*TASK PROMPT*.
Where a line contains the word "依法行政", copy that line.

Saved entries
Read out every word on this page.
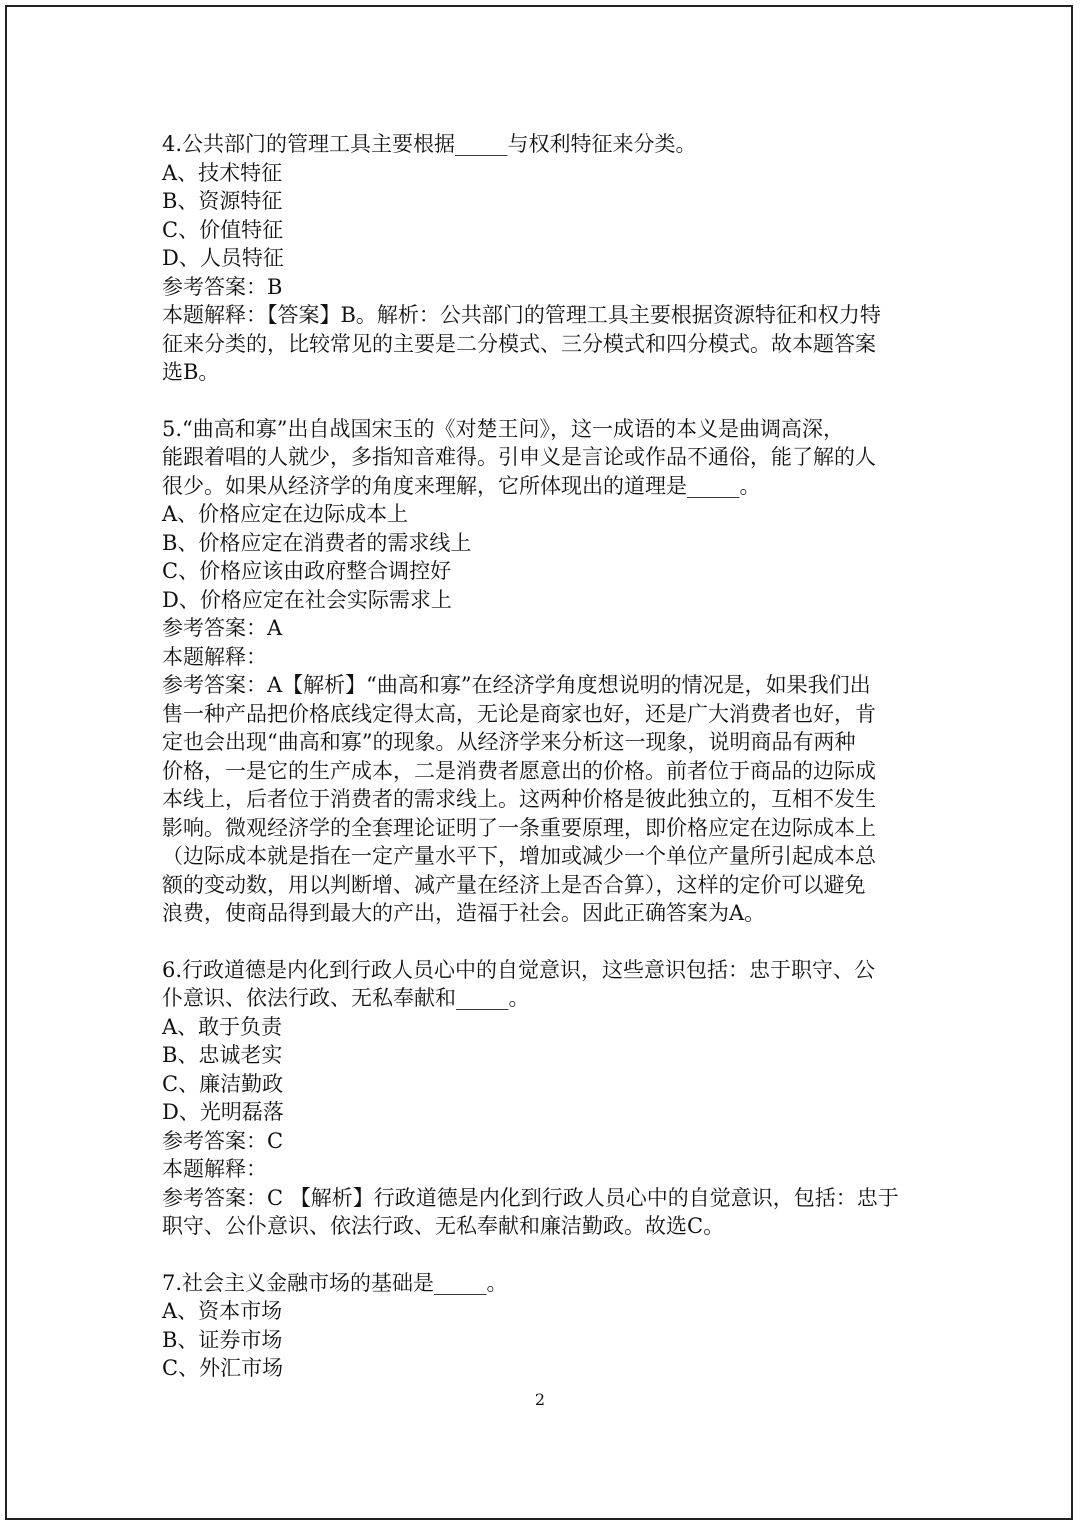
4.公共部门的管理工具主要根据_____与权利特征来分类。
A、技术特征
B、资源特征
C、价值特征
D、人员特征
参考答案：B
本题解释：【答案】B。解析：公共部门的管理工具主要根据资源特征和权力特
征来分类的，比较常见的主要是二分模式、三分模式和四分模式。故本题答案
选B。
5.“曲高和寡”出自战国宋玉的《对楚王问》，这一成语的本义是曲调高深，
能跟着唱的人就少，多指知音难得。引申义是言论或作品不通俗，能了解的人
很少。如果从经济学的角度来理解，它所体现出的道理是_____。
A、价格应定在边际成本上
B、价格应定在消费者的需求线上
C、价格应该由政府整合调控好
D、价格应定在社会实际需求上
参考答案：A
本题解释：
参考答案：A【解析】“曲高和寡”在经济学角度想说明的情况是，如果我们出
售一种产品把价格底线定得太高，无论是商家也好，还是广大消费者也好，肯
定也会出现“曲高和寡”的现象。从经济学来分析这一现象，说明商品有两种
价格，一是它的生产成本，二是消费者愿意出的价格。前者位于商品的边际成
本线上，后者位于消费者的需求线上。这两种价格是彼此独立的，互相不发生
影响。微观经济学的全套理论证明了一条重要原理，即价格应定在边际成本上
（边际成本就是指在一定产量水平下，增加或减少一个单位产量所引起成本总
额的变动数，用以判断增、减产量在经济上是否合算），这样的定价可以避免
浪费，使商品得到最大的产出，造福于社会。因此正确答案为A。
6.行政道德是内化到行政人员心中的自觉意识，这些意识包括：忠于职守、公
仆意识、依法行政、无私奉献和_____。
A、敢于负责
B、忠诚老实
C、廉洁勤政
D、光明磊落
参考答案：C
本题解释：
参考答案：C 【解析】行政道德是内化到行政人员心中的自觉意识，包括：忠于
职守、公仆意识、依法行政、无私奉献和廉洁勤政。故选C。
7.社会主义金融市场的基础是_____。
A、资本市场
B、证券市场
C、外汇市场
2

*EXPECTED ANSWER*.
仆意识、依法行政、无私奉献和_____。
职守、公仆意识、依法行政、无私奉献和廉洁勤政。故选C。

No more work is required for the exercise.